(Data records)
————————
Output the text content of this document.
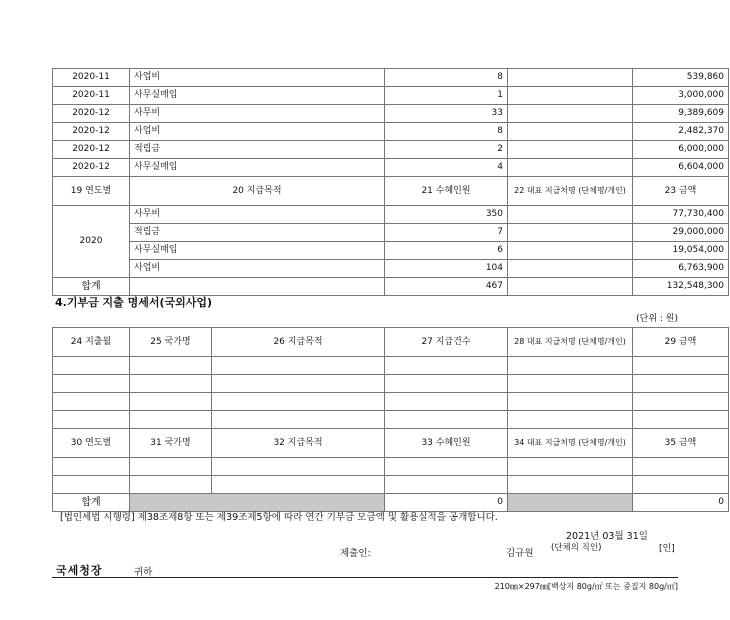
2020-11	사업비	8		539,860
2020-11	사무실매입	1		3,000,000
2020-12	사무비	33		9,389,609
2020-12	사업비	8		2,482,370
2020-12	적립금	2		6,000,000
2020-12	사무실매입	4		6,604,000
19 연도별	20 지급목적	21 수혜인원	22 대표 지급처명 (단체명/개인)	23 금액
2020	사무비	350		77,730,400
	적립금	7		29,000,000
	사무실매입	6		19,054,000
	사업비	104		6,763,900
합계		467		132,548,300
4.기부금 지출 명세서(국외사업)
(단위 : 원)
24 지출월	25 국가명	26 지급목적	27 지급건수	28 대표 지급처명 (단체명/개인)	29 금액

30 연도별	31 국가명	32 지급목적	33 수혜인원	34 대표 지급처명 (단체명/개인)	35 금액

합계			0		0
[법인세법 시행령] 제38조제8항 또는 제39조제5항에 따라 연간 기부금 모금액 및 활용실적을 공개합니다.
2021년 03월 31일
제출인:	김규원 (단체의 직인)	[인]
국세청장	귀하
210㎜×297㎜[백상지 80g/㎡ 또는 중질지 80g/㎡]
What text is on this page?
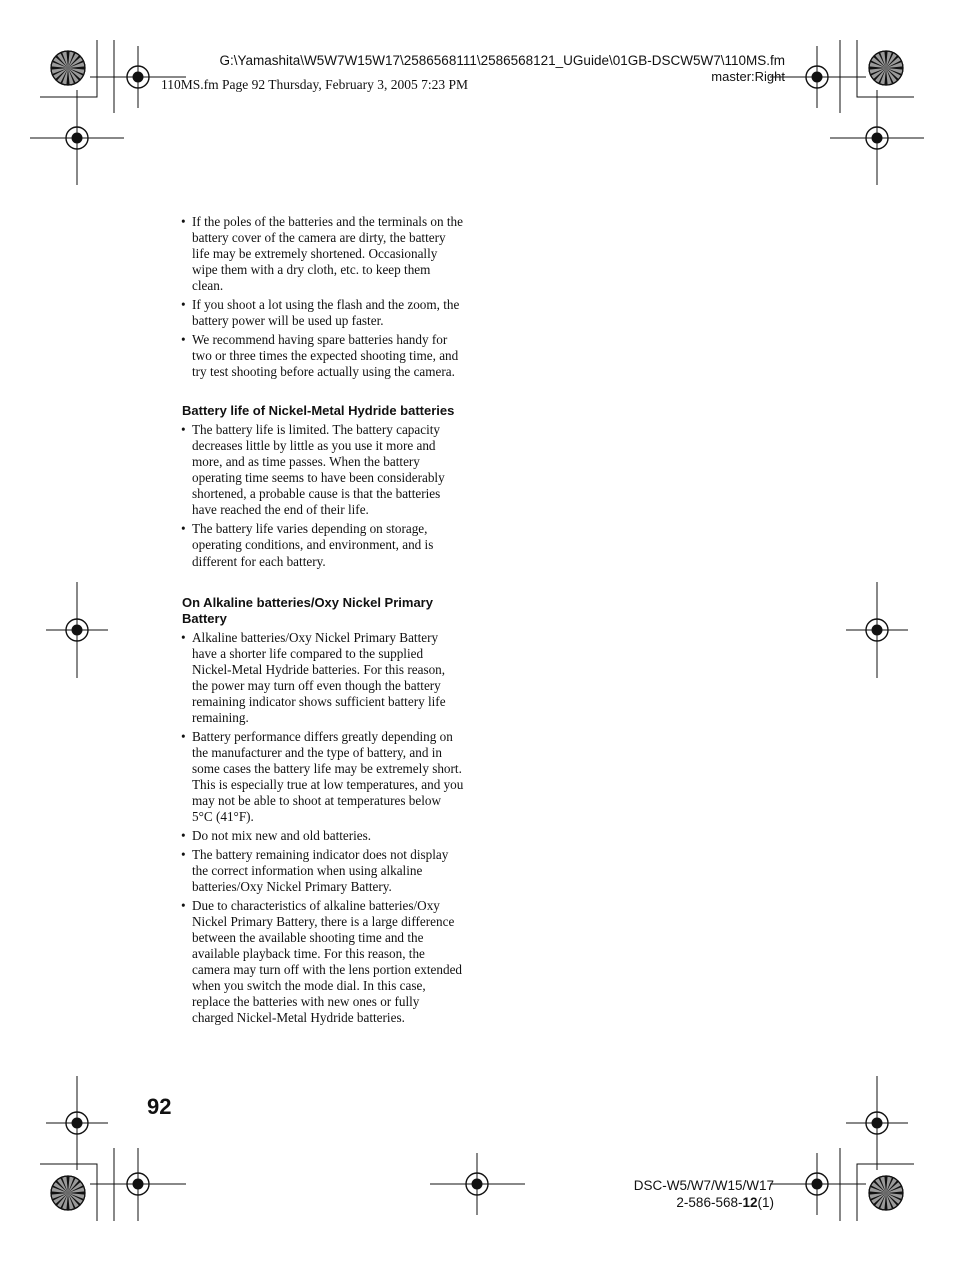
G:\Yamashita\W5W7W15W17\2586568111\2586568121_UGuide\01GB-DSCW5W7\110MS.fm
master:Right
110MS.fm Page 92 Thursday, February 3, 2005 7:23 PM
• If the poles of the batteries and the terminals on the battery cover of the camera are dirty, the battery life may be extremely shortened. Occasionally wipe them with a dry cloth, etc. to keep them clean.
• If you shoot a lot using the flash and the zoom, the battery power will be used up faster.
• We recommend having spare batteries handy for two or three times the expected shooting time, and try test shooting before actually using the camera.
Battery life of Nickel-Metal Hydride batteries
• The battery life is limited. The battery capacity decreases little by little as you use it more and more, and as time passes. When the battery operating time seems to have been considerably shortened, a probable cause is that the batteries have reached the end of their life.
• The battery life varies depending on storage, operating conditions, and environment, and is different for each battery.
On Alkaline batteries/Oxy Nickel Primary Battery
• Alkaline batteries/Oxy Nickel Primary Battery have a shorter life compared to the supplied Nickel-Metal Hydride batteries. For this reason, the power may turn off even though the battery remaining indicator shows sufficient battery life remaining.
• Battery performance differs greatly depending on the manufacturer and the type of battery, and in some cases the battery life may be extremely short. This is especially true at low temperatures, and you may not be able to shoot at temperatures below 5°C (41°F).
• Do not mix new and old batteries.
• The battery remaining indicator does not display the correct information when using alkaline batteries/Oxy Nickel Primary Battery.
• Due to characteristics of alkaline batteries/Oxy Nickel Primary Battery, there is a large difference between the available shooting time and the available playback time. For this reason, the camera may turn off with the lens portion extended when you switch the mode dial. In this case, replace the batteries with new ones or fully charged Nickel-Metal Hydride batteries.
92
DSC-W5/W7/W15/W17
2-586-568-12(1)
————————
◆ **TASK TO CARRY OUT**: In your copy of the records, include no pictures; repeat everything else exactly.

◆ **TASK RESPONSE**:
Output the text content of this document.
2020-11	사업비	8		539,860
2020-11	사무실매입	1		3,000,000
2020-12	사무비	33		9,389,609
2020-12	사업비	8		2,482,370
2020-12	적립금	2		6,000,000
2020-12	사무실매입	4		6,604,000
19 연도별	20 지급목적	21 수혜인원	22 대표 지급처명 (단체명/개인)	23 금액
2020	사무비	350		77,730,400
	적립금	7		29,000,000
	사무실매입	6		19,054,000
	사업비	104		6,763,900
합계		467		132,548,300
4.기부금 지출 명세서(국외사업)
(단위 : 원)
24 지출월	25 국가명	26 지급목적	27 지급건수	28 대표 지급처명 (단체명/개인)	29 금액

30 연도별	31 국가명	32 지급목적	33 수혜인원	34 대표 지급처명 (단체명/개인)	35 금액

합계			0		0
[법인세법 시행령] 제38조제8항 또는 제39조제5항에 따라 연간 기부금 모금액 및 활용실적을 공개합니다.
2021년 03월 31일
제출인:	김규원 (단체의 직인)	[인]
국세청장	귀하
210㎜×297㎜[백상지 80g/㎡ 또는 중질지 80g/㎡]
What text is on this page?
G:\Yamashita\W5W7W15W17\2586568111\2586568121_UGuide\01GB-DSCW5W7\110MS.fm
master:Right
110MS.fm Page 92 Thursday, February 3, 2005 7:23 PM
• If the poles of the batteries and the terminals on the battery cover of the camera are dirty, the battery life may be extremely shortened. Occasionally wipe them with a dry cloth, etc. to keep them clean.
• If you shoot a lot using the flash and the zoom, the battery power will be used up faster.
• We recommend having spare batteries handy for two or three times the expected shooting time, and try test shooting before actually using the camera.
Battery life of Nickel-Metal Hydride batteries
• The battery life is limited. The battery capacity decreases little by little as you use it more and more, and as time passes. When the battery operating time seems to have been considerably shortened, a probable cause is that the batteries have reached the end of their life.
• The battery life varies depending on storage, operating conditions, and environment, and is different for each battery.
On Alkaline batteries/Oxy Nickel Primary Battery
• Alkaline batteries/Oxy Nickel Primary Battery have a shorter life compared to the supplied Nickel-Metal Hydride batteries. For this reason, the power may turn off even though the battery remaining indicator shows sufficient battery life remaining.
• Battery performance differs greatly depending on the manufacturer and the type of battery, and in some cases the battery life may be extremely short. This is especially true at low temperatures, and you may not be able to shoot at temperatures below 5°C (41°F).
• Do not mix new and old batteries.
• The battery remaining indicator does not display the correct information when using alkaline batteries/Oxy Nickel Primary Battery.
• Due to characteristics of alkaline batteries/Oxy Nickel Primary Battery, there is a large difference between the available shooting time and the available playback time. For this reason, the camera may turn off with the lens portion extended when you switch the mode dial. In this case, replace the batteries with new ones or fully charged Nickel-Metal Hydride batteries.
92
DSC-W5/W7/W15/W17
2-586-568-12(1)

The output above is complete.